#### [INSTRUCTIONS FOR THE TASK]
In how many lines of the data does the word "title" appear? Give the number by itself.
===== EXTRACTED ENTRIES
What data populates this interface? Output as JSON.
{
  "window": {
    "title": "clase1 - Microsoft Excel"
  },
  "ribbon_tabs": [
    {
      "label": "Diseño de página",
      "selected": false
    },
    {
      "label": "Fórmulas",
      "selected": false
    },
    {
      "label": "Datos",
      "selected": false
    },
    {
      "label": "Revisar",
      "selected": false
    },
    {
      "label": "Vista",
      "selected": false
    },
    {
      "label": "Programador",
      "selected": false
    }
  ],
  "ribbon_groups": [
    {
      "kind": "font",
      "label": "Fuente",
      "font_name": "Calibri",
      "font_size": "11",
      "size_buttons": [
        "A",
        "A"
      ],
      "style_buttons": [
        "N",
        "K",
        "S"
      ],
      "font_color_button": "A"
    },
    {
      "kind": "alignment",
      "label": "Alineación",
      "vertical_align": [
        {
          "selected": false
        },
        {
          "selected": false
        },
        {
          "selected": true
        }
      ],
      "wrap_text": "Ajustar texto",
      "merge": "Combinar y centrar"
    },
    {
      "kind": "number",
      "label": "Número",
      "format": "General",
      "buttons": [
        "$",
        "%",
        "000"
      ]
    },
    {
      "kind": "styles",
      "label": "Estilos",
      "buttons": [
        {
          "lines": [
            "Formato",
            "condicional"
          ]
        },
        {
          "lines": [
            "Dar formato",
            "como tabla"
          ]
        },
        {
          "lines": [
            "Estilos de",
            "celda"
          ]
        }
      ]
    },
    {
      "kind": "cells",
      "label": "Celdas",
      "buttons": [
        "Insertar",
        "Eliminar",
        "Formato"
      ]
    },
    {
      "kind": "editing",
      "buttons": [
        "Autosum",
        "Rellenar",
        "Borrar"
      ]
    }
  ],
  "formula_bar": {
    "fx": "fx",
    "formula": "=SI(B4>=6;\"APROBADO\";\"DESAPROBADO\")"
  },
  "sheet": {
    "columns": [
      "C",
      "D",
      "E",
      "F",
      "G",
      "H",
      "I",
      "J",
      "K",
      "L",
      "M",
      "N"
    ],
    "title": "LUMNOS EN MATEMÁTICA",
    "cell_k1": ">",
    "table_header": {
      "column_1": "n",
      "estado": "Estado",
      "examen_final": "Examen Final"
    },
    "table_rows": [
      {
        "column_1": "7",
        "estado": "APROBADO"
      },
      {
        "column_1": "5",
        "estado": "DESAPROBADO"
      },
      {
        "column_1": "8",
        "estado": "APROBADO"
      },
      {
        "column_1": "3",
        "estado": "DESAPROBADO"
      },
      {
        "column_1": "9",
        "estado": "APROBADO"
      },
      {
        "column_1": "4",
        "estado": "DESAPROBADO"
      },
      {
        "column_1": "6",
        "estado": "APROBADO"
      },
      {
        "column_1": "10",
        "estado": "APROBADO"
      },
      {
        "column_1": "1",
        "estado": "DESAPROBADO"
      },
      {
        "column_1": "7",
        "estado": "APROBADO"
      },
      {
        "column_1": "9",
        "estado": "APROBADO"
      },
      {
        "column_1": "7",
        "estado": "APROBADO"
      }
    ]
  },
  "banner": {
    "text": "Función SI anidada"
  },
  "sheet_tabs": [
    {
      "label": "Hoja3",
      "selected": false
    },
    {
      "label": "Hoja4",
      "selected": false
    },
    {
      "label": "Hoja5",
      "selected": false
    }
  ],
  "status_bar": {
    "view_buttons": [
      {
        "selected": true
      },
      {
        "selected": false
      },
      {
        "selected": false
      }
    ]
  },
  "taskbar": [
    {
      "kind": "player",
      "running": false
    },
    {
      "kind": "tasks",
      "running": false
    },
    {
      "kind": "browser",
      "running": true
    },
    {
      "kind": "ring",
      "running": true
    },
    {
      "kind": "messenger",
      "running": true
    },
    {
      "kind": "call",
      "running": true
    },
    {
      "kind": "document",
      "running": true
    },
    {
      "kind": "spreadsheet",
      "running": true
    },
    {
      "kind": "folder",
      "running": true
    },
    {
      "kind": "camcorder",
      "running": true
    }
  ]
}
==========
#### [FINISHED TASK]
2